» AIM OF THE EXERCISE: For each line below that includes the word "BYBIT", make a copy.

══ PROVIDED RECORDS ══

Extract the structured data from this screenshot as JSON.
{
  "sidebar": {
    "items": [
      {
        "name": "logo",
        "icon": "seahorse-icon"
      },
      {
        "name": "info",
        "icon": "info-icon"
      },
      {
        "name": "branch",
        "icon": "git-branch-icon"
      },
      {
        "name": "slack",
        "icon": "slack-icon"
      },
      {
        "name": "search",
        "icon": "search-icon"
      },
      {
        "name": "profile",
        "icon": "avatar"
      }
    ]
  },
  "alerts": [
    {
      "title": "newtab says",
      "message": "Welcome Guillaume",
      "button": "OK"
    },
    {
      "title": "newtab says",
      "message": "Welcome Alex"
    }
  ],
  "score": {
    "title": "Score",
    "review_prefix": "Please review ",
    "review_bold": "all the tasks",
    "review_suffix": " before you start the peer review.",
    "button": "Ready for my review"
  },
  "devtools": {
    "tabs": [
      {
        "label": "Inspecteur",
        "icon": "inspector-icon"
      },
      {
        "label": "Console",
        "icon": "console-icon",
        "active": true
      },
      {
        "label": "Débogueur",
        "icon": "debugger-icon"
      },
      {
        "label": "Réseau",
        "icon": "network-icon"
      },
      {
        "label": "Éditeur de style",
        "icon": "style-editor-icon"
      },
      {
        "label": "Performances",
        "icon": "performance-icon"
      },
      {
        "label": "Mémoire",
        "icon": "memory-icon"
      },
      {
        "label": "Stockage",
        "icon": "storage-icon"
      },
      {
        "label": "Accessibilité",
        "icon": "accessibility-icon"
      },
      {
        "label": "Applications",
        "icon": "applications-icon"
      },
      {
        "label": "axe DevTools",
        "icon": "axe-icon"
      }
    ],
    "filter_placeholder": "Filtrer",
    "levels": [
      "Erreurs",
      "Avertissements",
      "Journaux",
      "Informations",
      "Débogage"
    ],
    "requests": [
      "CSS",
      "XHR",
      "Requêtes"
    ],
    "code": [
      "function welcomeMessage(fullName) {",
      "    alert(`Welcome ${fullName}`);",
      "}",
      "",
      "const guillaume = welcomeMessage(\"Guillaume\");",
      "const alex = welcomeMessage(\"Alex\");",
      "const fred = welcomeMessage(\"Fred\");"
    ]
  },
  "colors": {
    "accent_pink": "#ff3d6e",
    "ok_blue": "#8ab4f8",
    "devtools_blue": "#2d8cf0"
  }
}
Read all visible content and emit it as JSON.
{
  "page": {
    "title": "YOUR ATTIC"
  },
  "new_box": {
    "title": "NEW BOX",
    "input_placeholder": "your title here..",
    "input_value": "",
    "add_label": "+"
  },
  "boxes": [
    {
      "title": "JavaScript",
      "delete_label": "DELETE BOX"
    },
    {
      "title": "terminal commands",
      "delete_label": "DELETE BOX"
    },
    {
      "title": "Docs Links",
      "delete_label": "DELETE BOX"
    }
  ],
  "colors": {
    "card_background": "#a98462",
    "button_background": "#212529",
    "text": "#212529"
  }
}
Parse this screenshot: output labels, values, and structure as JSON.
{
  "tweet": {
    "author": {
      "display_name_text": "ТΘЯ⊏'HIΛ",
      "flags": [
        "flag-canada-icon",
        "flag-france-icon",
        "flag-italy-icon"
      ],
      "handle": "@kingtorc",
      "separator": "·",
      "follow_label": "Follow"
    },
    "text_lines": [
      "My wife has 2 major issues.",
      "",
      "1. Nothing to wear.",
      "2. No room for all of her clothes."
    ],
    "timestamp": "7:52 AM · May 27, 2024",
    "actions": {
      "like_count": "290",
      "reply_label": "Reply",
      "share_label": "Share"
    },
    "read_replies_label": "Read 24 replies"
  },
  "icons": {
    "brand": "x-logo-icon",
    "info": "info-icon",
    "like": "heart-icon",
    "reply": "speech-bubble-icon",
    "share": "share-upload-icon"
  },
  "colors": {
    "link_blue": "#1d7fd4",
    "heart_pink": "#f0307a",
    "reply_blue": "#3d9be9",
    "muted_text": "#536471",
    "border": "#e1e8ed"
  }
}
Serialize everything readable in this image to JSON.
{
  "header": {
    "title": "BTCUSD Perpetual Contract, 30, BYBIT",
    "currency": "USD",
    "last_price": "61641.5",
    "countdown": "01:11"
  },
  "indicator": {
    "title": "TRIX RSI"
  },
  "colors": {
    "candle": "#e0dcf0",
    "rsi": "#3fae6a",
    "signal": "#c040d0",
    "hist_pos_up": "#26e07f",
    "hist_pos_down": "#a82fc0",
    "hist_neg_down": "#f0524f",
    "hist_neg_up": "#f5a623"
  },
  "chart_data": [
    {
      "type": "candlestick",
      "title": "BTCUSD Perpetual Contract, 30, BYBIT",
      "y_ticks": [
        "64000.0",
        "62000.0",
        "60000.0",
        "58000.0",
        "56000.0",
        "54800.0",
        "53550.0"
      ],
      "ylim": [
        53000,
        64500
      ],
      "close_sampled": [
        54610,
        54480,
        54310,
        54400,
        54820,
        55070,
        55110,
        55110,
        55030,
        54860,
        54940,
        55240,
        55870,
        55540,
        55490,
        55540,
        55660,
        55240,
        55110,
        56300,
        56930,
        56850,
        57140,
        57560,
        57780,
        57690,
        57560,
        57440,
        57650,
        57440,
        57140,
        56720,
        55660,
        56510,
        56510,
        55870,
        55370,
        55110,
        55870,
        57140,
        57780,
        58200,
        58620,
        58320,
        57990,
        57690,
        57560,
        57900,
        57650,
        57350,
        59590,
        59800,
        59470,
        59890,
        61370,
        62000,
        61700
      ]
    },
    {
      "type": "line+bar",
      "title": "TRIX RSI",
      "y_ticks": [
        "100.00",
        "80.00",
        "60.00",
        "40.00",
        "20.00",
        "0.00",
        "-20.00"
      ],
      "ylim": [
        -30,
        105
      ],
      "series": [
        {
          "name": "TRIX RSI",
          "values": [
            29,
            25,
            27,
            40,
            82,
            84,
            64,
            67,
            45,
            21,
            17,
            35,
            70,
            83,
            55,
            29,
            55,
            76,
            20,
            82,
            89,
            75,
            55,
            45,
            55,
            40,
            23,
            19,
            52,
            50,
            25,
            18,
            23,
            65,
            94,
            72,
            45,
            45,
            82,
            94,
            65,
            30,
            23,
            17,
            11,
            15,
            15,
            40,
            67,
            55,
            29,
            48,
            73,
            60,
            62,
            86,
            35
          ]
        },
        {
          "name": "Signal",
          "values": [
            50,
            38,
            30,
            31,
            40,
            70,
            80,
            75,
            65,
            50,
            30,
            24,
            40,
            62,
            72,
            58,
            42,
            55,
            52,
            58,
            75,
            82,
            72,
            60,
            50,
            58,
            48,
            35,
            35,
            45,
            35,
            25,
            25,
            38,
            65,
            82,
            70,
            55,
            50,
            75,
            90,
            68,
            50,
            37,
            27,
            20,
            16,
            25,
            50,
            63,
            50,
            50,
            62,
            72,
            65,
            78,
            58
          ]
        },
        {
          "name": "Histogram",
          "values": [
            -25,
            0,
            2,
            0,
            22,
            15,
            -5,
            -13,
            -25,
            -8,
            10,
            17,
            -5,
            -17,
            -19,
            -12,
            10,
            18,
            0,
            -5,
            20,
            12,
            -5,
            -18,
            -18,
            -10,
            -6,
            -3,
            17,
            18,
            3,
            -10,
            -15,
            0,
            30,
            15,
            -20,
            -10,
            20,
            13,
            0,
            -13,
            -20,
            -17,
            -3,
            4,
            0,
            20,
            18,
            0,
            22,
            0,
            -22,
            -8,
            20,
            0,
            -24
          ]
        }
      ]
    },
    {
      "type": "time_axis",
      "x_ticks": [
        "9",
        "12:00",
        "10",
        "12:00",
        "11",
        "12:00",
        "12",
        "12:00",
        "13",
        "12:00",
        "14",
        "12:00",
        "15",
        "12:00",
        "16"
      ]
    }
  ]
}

═══

» RESULT OF THIS TASK:
    "title": "BTCUSD Perpetual Contract, 30, BYBIT",
      "title": "BTCUSD Perpetual Contract, 30, BYBIT",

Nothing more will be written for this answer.